## Problem
Locate each line holding the string "changement" and copy it.

## Dataset extract
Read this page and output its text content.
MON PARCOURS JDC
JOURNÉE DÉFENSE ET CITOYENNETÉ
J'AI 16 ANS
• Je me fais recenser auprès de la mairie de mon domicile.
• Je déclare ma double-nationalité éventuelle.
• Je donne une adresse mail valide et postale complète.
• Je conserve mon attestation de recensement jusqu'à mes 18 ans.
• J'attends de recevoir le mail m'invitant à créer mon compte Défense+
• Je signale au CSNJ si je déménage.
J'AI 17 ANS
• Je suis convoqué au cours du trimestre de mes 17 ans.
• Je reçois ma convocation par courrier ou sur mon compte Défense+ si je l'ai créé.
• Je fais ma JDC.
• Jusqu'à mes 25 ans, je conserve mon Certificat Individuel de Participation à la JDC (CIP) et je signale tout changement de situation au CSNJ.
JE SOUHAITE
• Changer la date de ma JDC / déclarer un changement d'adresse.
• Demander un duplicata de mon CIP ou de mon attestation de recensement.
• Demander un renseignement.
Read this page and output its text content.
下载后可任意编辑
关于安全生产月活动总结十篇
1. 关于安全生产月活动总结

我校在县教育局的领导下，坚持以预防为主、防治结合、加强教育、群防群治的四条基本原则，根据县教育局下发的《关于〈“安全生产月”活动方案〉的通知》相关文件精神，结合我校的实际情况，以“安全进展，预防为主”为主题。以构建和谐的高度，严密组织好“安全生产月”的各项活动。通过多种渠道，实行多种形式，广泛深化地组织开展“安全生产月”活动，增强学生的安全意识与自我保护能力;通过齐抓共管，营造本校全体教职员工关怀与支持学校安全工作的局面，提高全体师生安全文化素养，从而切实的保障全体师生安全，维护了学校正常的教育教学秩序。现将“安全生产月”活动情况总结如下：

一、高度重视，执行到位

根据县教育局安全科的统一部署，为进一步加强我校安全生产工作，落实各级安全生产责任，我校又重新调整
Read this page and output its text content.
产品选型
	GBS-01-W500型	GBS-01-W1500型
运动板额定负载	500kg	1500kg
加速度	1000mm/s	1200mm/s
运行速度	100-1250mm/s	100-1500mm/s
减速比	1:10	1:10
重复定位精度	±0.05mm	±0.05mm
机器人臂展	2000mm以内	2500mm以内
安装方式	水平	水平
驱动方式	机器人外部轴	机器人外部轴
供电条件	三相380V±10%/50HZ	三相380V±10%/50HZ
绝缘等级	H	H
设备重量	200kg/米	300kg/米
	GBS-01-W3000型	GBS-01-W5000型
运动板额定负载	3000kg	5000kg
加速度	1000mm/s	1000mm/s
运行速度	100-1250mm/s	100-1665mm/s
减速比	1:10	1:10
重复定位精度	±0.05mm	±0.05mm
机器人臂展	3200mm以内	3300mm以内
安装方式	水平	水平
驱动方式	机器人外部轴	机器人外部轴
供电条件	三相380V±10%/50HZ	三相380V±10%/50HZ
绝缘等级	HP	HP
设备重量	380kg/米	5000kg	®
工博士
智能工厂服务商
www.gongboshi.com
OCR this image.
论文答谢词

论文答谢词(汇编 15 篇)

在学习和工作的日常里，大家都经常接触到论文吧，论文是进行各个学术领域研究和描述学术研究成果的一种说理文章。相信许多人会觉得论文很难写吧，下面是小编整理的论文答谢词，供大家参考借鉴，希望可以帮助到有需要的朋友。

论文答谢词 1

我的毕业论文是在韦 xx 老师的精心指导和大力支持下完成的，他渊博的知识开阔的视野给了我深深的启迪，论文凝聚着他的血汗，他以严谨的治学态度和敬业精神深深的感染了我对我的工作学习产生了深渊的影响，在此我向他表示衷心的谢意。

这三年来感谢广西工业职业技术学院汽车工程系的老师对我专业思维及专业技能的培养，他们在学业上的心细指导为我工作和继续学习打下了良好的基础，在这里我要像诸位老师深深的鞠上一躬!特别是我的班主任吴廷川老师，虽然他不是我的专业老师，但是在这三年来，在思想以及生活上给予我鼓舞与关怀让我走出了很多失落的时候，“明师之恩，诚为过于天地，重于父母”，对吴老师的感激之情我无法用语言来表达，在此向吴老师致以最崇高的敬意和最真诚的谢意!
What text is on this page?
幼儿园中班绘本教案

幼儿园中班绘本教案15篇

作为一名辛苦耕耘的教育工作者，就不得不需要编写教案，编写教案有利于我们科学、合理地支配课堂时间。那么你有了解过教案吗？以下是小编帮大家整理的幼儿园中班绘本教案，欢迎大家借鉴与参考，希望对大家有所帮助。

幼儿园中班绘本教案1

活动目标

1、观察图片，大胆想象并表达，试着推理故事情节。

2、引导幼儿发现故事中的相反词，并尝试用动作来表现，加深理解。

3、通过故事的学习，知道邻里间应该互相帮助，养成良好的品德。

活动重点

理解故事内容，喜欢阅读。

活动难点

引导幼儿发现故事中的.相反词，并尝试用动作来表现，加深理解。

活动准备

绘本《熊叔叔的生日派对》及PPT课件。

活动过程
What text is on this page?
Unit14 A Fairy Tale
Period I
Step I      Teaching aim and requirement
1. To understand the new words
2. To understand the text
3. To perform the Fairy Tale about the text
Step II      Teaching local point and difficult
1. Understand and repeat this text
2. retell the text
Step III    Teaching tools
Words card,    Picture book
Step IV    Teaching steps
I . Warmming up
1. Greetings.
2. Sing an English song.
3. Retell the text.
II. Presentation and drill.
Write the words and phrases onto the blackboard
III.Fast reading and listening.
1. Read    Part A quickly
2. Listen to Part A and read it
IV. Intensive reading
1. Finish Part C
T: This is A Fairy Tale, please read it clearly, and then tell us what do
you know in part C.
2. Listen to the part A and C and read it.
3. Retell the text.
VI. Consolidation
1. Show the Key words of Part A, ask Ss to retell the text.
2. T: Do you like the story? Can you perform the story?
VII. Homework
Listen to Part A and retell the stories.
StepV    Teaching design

## Exercise output
• Jusqu'à mes 25 ans, je conserve mon Certificat Individuel de Participation à la JDC (CIP) et je signale tout changement de situation au CSNJ.
• Changer la date de ma JDC / déclarer un changement d'adresse.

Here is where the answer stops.